A block of data
=======

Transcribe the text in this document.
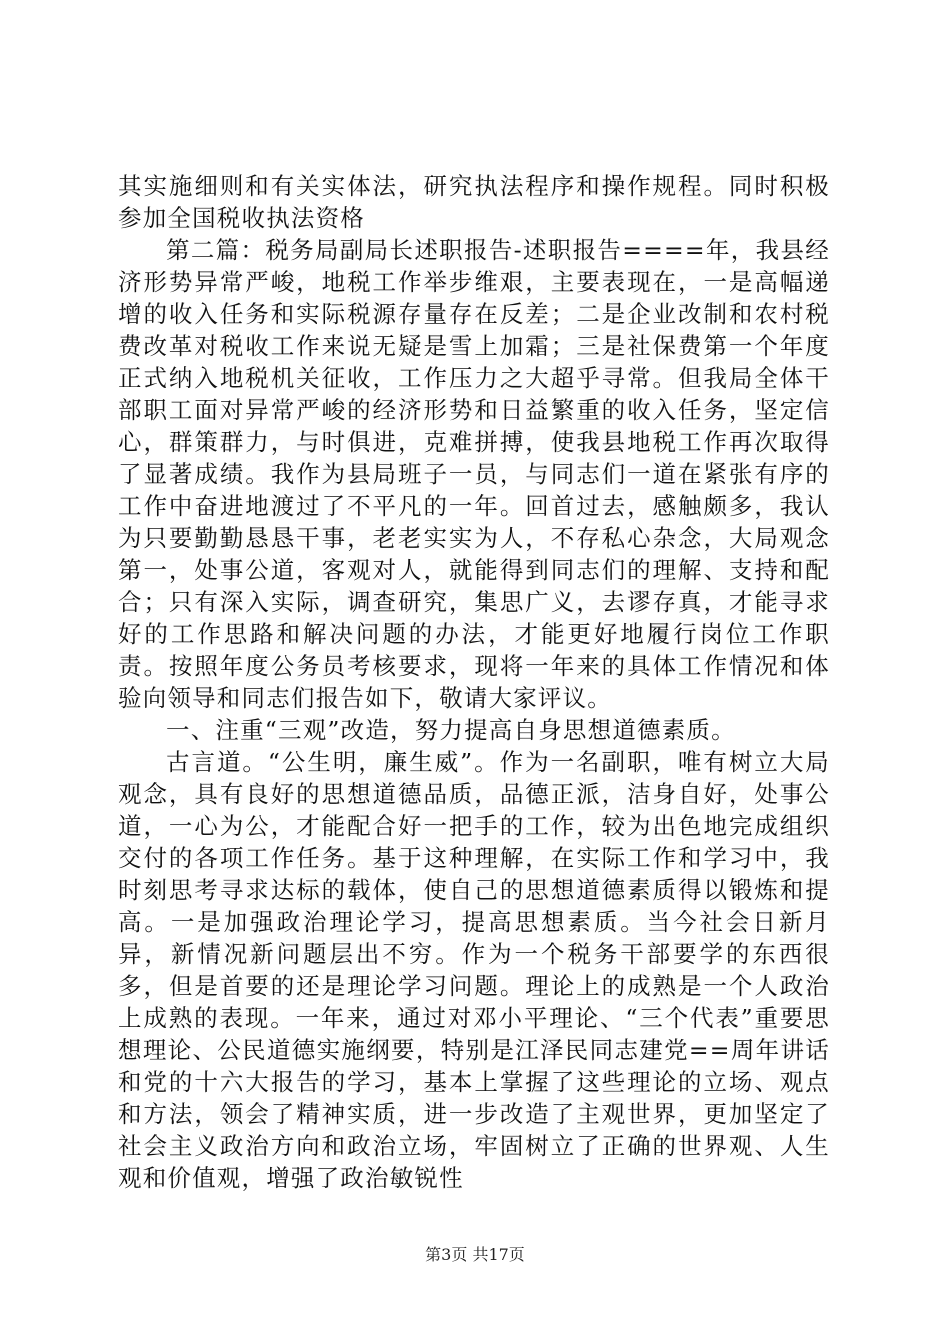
其实施细则和有关实体法，研究执法程序和操作规程。同时积极参加全国税收执法资格

第二篇：税务局副局长述职报告-述职报告====年，我县经济形势异常严峻，地税工作举步维艰，主要表现在，一是高幅递增的收入任务和实际税源存量存在反差；二是企业改制和农村税费改革对税收工作来说无疑是雪上加霜；三是社保费第一个年度正式纳入地税机关征收，工作压力之大超乎寻常。但我局全体干部职工面对异常严峻的经济形势和日益繁重的收入任务，坚定信心，群策群力，与时俱进，克难拼搏，使我县地税工作再次取得了显著成绩。我作为县局班子一员，与同志们一道在紧张有序的工作中奋进地渡过了不平凡的一年。回首过去，感触颇多，我认为只要勤勤恳恳干事，老老实实为人，不存私心杂念，大局观念第一，处事公道，客观对人，就能得到同志们的理解、支持和配合；只有深入实际，调查研究，集思广义，去谬存真，才能寻求好的工作思路和解决问题的办法，才能更好地履行岗位工作职责。按照年度公务员考核要求，现将一年来的具体工作情况和体验向领导和同志们报告如下，敬请大家评议。

一、注重“三观”改造，努力提高自身思想道德素质。

古言道。“公生明，廉生威”。作为一名副职，唯有树立大局观念，具有良好的思想道德品质，品德正派，洁身自好，处事公道，一心为公，才能配合好一把手的工作，较为出色地完成组织交付的各项工作任务。基于这种理解，在实际工作和学习中，我时刻思考寻求达标的载体，使自己的思想道德素质得以锻炼和提高。一是加强政治理论学习，提高思想素质。当今社会日新月异，新情况新问题层出不穷。作为一个税务干部要学的东西很多，但是首要的还是理论学习问题。理论上的成熟是一个人政治上成熟的表现。一年来，通过对邓小平理论、“三个代表”重要思想理论、公民道德实施纲要，特别是江泽民同志建党==周年讲话和党的十六大报告的学习，基本上掌握了这些理论的立场、观点和方法，领会了精神实质，进一步改造了主观世界，更加坚定了社会主义政治方向和政治立场，牢固树立了正确的世界观、人生观和价值观，增强了政治敏锐性

第3页 共17页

=======

> WORK TO DO: Without including any picture, retype the entries exactly.

> THE ANSWER:
Transcribe the text in this document.
其实施细则和有关实体法，研究执法程序和操作规程。同时积极参加全国税收执法资格

第二篇：税务局副局长述职报告-述职报告====年，我县经济形势异常严峻，地税工作举步维艰，主要表现在，一是高幅递增的收入任务和实际税源存量存在反差；二是企业改制和农村税费改革对税收工作来说无疑是雪上加霜；三是社保费第一个年度正式纳入地税机关征收，工作压力之大超乎寻常。但我局全体干部职工面对异常严峻的经济形势和日益繁重的收入任务，坚定信心，群策群力，与时俱进，克难拼搏，使我县地税工作再次取得了显著成绩。我作为县局班子一员，与同志们一道在紧张有序的工作中奋进地渡过了不平凡的一年。回首过去，感触颇多，我认为只要勤勤恳恳干事，老老实实为人，不存私心杂念，大局观念第一，处事公道，客观对人，就能得到同志们的理解、支持和配合；只有深入实际，调查研究，集思广义，去谬存真，才能寻求好的工作思路和解决问题的办法，才能更好地履行岗位工作职责。按照年度公务员考核要求，现将一年来的具体工作情况和体验向领导和同志们报告如下，敬请大家评议。

一、注重“三观”改造，努力提高自身思想道德素质。

古言道。“公生明，廉生威”。作为一名副职，唯有树立大局观念，具有良好的思想道德品质，品德正派，洁身自好，处事公道，一心为公，才能配合好一把手的工作，较为出色地完成组织交付的各项工作任务。基于这种理解，在实际工作和学习中，我时刻思考寻求达标的载体，使自己的思想道德素质得以锻炼和提高。一是加强政治理论学习，提高思想素质。当今社会日新月异，新情况新问题层出不穷。作为一个税务干部要学的东西很多，但是首要的还是理论学习问题。理论上的成熟是一个人政治上成熟的表现。一年来，通过对邓小平理论、“三个代表”重要思想理论、公民道德实施纲要，特别是江泽民同志建党==周年讲话和党的十六大报告的学习，基本上掌握了这些理论的立场、观点和方法，领会了精神实质，进一步改造了主观世界，更加坚定了社会主义政治方向和政治立场，牢固树立了正确的世界观、人生观和价值观，增强了政治敏锐性

第3页 共17页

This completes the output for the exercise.